Stated problem:
Your task is to output the entries below word for word.

Start Data rows

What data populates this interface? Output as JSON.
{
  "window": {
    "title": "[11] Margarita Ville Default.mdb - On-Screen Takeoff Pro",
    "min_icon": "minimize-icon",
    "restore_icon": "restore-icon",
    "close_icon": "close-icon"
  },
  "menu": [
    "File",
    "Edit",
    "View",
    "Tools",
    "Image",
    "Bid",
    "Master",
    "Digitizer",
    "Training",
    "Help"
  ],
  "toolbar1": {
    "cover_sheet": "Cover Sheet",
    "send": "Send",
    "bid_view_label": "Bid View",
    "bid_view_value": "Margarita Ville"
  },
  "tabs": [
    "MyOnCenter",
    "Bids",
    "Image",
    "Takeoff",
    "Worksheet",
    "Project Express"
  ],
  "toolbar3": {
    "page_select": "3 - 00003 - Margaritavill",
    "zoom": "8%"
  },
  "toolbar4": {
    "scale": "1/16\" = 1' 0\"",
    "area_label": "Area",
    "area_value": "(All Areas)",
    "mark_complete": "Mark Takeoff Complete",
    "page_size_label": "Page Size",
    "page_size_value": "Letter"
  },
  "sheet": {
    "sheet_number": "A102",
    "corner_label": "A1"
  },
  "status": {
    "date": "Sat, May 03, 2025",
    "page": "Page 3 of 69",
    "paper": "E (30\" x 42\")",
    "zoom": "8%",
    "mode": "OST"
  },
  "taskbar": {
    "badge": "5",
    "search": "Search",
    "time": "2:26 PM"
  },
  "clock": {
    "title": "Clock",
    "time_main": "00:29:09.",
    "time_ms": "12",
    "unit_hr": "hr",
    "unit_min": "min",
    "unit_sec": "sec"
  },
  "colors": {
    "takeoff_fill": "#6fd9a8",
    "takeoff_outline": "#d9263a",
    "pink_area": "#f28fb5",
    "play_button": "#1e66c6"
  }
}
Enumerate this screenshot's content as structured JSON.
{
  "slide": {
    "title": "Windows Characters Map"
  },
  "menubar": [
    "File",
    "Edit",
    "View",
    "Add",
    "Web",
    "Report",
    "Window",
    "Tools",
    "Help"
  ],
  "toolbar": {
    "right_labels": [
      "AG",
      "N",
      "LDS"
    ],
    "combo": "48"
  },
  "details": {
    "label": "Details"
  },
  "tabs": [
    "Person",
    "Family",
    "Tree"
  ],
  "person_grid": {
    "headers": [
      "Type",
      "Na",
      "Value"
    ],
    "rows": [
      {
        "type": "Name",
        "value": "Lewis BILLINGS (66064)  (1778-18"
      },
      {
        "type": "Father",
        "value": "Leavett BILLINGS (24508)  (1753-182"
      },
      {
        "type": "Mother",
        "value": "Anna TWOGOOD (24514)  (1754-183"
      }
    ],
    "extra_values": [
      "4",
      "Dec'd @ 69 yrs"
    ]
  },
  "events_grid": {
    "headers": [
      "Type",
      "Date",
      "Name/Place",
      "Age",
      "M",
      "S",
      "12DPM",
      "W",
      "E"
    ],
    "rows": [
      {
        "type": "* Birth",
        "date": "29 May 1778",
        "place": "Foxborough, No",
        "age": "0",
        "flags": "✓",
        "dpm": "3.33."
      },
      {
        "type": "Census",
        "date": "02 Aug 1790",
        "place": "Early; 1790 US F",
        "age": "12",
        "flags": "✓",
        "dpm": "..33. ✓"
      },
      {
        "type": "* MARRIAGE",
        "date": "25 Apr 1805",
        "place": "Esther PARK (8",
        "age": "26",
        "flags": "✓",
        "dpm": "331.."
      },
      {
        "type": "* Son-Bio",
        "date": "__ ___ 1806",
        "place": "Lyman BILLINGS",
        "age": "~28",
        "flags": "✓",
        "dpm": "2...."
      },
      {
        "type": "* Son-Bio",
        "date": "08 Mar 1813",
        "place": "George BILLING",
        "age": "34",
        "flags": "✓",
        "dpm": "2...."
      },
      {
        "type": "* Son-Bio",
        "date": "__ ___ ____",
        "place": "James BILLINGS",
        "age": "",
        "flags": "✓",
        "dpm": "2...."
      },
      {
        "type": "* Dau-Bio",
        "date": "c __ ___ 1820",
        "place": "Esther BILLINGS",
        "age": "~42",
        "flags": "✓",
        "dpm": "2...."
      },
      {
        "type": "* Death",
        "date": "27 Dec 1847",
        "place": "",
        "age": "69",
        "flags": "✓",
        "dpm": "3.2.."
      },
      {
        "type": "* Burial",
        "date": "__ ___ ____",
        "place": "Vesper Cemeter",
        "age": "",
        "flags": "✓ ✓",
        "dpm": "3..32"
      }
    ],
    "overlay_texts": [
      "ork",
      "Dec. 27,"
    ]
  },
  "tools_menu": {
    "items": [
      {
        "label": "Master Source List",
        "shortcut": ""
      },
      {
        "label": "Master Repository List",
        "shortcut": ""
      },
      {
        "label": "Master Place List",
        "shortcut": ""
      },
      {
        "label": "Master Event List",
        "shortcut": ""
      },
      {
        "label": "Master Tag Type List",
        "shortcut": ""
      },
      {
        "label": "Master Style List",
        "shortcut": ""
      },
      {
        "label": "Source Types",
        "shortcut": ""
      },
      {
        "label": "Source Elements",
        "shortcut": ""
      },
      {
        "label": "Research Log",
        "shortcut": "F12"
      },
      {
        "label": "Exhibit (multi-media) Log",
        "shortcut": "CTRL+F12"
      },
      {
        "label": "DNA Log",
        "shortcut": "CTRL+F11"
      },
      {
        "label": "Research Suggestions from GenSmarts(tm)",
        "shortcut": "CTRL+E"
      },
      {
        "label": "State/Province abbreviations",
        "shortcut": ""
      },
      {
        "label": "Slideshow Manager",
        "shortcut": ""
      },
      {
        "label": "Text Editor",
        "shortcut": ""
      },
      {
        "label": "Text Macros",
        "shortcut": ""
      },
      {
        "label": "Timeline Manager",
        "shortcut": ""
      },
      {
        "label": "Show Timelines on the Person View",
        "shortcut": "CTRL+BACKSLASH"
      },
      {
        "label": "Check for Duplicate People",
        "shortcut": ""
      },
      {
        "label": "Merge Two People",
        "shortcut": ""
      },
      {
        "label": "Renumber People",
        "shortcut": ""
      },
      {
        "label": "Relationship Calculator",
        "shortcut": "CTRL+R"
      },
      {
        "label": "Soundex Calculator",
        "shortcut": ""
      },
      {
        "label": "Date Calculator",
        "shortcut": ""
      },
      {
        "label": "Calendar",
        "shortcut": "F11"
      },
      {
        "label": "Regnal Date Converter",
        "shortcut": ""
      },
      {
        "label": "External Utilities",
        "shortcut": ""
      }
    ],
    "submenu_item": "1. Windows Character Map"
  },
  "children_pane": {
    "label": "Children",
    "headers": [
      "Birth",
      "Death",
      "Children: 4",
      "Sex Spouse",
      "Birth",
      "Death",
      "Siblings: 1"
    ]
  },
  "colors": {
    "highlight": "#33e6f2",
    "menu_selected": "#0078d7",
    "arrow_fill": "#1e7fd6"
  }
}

End Data rows

Written reply:
What data populates this interface? Output as JSON.
{
  "window": {
    "title": "[11] Margarita Ville Default.mdb - On-Screen Takeoff Pro",
    "min_icon": "minimize-icon",
    "restore_icon": "restore-icon",
    "close_icon": "close-icon"
  },
  "menu": [
    "File",
    "Edit",
    "View",
    "Tools",
    "Image",
    "Bid",
    "Master",
    "Digitizer",
    "Training",
    "Help"
  ],
  "toolbar1": {
    "cover_sheet": "Cover Sheet",
    "send": "Send",
    "bid_view_label": "Bid View",
    "bid_view_value": "Margarita Ville"
  },
  "tabs": [
    "MyOnCenter",
    "Bids",
    "Image",
    "Takeoff",
    "Worksheet",
    "Project Express"
  ],
  "toolbar3": {
    "page_select": "3 - 00003 - Margaritavill",
    "zoom": "8%"
  },
  "toolbar4": {
    "scale": "1/16\" = 1' 0\"",
    "area_label": "Area",
    "area_value": "(All Areas)",
    "mark_complete": "Mark Takeoff Complete",
    "page_size_label": "Page Size",
    "page_size_value": "Letter"
  },
  "sheet": {
    "sheet_number": "A102",
    "corner_label": "A1"
  },
  "status": {
    "date": "Sat, May 03, 2025",
    "page": "Page 3 of 69",
    "paper": "E (30\" x 42\")",
    "zoom": "8%",
    "mode": "OST"
  },
  "taskbar": {
    "badge": "5",
    "search": "Search",
    "time": "2:26 PM"
  },
  "clock": {
    "title": "Clock",
    "time_main": "00:29:09.",
    "time_ms": "12",
    "unit_hr": "hr",
    "unit_min": "min",
    "unit_sec": "sec"
  },
  "colors": {
    "takeoff_fill": "#6fd9a8",
    "takeoff_outline": "#d9263a",
    "pink_area": "#f28fb5",
    "play_button": "#1e66c6"
  }
}
Enumerate this screenshot's content as structured JSON.
{
  "slide": {
    "title": "Windows Characters Map"
  },
  "menubar": [
    "File",
    "Edit",
    "View",
    "Add",
    "Web",
    "Report",
    "Window",
    "Tools",
    "Help"
  ],
  "toolbar": {
    "right_labels": [
      "AG",
      "N",
      "LDS"
    ],
    "combo": "48"
  },
  "details": {
    "label": "Details"
  },
  "tabs": [
    "Person",
    "Family",
    "Tree"
  ],
  "person_grid": {
    "headers": [
      "Type",
      "Na",
      "Value"
    ],
    "rows": [
      {
        "type": "Name",
        "value": "Lewis BILLINGS (66064)  (1778-18"
      },
      {
        "type": "Father",
        "value": "Leavett BILLINGS (24508)  (1753-182"
      },
      {
        "type": "Mother",
        "value": "Anna TWOGOOD (24514)  (1754-183"
      }
    ],
    "extra_values": [
      "4",
      "Dec'd @ 69 yrs"
    ]
  },
  "events_grid": {
    "headers": [
      "Type",
      "Date",
      "Name/Place",
      "Age",
      "M",
      "S",
      "12DPM",
      "W",
      "E"
    ],
    "rows": [
      {
        "type": "* Birth",
        "date": "29 May 1778",
        "place": "Foxborough, No",
        "age": "0",
        "flags": "✓",
        "dpm": "3.33."
      },
      {
        "type": "Census",
        "date": "02 Aug 1790",
        "place": "Early; 1790 US F",
        "age": "12",
        "flags": "✓",
        "dpm": "..33. ✓"
      },
      {
        "type": "* MARRIAGE",
        "date": "25 Apr 1805",
        "place": "Esther PARK (8",
        "age": "26",
        "flags": "✓",
        "dpm": "331.."
      },
      {
        "type": "* Son-Bio",
        "date": "__ ___ 1806",
        "place": "Lyman BILLINGS",
        "age": "~28",
        "flags": "✓",
        "dpm": "2...."
      },
      {
        "type": "* Son-Bio",
        "date": "08 Mar 1813",
        "place": "George BILLING",
        "age": "34",
        "flags": "✓",
        "dpm": "2...."
      },
      {
        "type": "* Son-Bio",
        "date": "__ ___ ____",
        "place": "James BILLINGS",
        "age": "",
        "flags": "✓",
        "dpm": "2...."
      },
      {
        "type": "* Dau-Bio",
        "date": "c __ ___ 1820",
        "place": "Esther BILLINGS",
        "age": "~42",
        "flags": "✓",
        "dpm": "2...."
      },
      {
        "type": "* Death",
        "date": "27 Dec 1847",
        "place": "",
        "age": "69",
        "flags": "✓",
        "dpm": "3.2.."
      },
      {
        "type": "* Burial",
        "date": "__ ___ ____",
        "place": "Vesper Cemeter",
        "age": "",
        "flags": "✓ ✓",
        "dpm": "3..32"
      }
    ],
    "overlay_texts": [
      "ork",
      "Dec. 27,"
    ]
  },
  "tools_menu": {
    "items": [
      {
        "label": "Master Source List",
        "shortcut": ""
      },
      {
        "label": "Master Repository List",
        "shortcut": ""
      },
      {
        "label": "Master Place List",
        "shortcut": ""
      },
      {
        "label": "Master Event List",
        "shortcut": ""
      },
      {
        "label": "Master Tag Type List",
        "shortcut": ""
      },
      {
        "label": "Master Style List",
        "shortcut": ""
      },
      {
        "label": "Source Types",
        "shortcut": ""
      },
      {
        "label": "Source Elements",
        "shortcut": ""
      },
      {
        "label": "Research Log",
        "shortcut": "F12"
      },
      {
        "label": "Exhibit (multi-media) Log",
        "shortcut": "CTRL+F12"
      },
      {
        "label": "DNA Log",
        "shortcut": "CTRL+F11"
      },
      {
        "label": "Research Suggestions from GenSmarts(tm)",
        "shortcut": "CTRL+E"
      },
      {
        "label": "State/Province abbreviations",
        "shortcut": ""
      },
      {
        "label": "Slideshow Manager",
        "shortcut": ""
      },
      {
        "label": "Text Editor",
        "shortcut": ""
      },
      {
        "label": "Text Macros",
        "shortcut": ""
      },
      {
        "label": "Timeline Manager",
        "shortcut": ""
      },
      {
        "label": "Show Timelines on the Person View",
        "shortcut": "CTRL+BACKSLASH"
      },
      {
        "label": "Check for Duplicate People",
        "shortcut": ""
      },
      {
        "label": "Merge Two People",
        "shortcut": ""
      },
      {
        "label": "Renumber People",
        "shortcut": ""
      },
      {
        "label": "Relationship Calculator",
        "shortcut": "CTRL+R"
      },
      {
        "label": "Soundex Calculator",
        "shortcut": ""
      },
      {
        "label": "Date Calculator",
        "shortcut": ""
      },
      {
        "label": "Calendar",
        "shortcut": "F11"
      },
      {
        "label": "Regnal Date Converter",
        "shortcut": ""
      },
      {
        "label": "External Utilities",
        "shortcut": ""
      }
    ],
    "submenu_item": "1. Windows Character Map"
  },
  "children_pane": {
    "label": "Children",
    "headers": [
      "Birth",
      "Death",
      "Children: 4",
      "Sex Spouse",
      "Birth",
      "Death",
      "Siblings: 1"
    ]
  },
  "colors": {
    "highlight": "#33e6f2",
    "menu_selected": "#0078d7",
    "arrow_fill": "#1e7fd6"
  }
}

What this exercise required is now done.